- [EXERCISE DETAILS]
Leave out the pictures and repeat the rest of the material exactly.

- [DATA ROWS]
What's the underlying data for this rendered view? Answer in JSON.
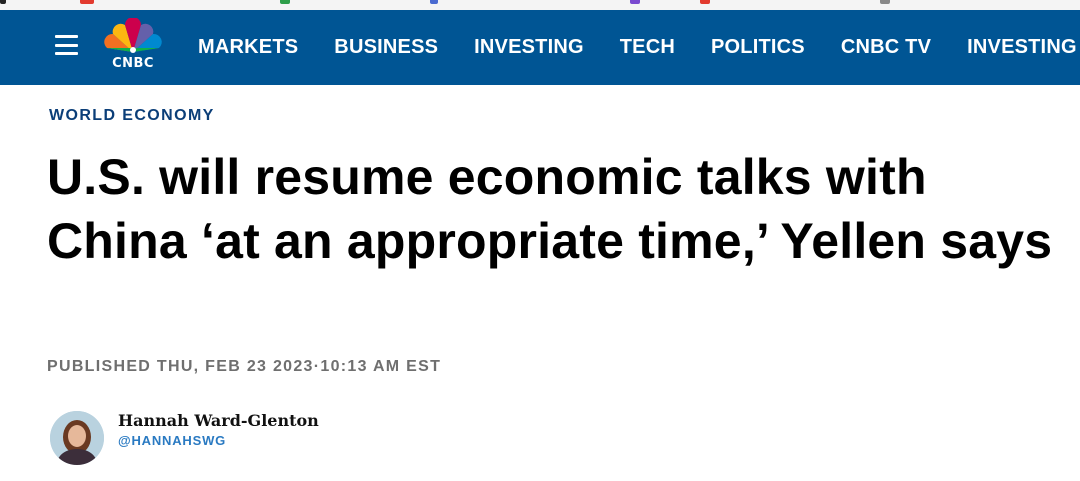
{
  "nav": {
    "logo_text": "CNBC",
    "items": [
      "MARKETS",
      "BUSINESS",
      "INVESTING",
      "TECH",
      "POLITICS",
      "CNBC TV",
      "INVESTING"
    ]
  },
  "article": {
    "kicker": "WORLD ECONOMY",
    "headline": "U.S. will resume economic talks with China ‘at an appropriate time,’ Yellen says",
    "published": "PUBLISHED THU, FEB 23 2023·10:13 AM EST"
  },
  "author": {
    "name": "Hannah Ward-Glenton",
    "handle": "@HANNAHSWG"
  },
  "colors": {
    "nav_bg": "#005594",
    "kicker": "#0b3e78",
    "handle": "#2a7ac2"
  }
}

- [CORRECT RESULT]
What's the underlying data for this rendered view? Answer in JSON.
{
  "nav": {
    "logo_text": "CNBC",
    "items": [
      "MARKETS",
      "BUSINESS",
      "INVESTING",
      "TECH",
      "POLITICS",
      "CNBC TV",
      "INVESTING"
    ]
  },
  "article": {
    "kicker": "WORLD ECONOMY",
    "headline": "U.S. will resume economic talks with China ‘at an appropriate time,’ Yellen says",
    "published": "PUBLISHED THU, FEB 23 2023·10:13 AM EST"
  },
  "author": {
    "name": "Hannah Ward-Glenton",
    "handle": "@HANNAHSWG"
  },
  "colors": {
    "nav_bg": "#005594",
    "kicker": "#0b3e78",
    "handle": "#2a7ac2"
  }
}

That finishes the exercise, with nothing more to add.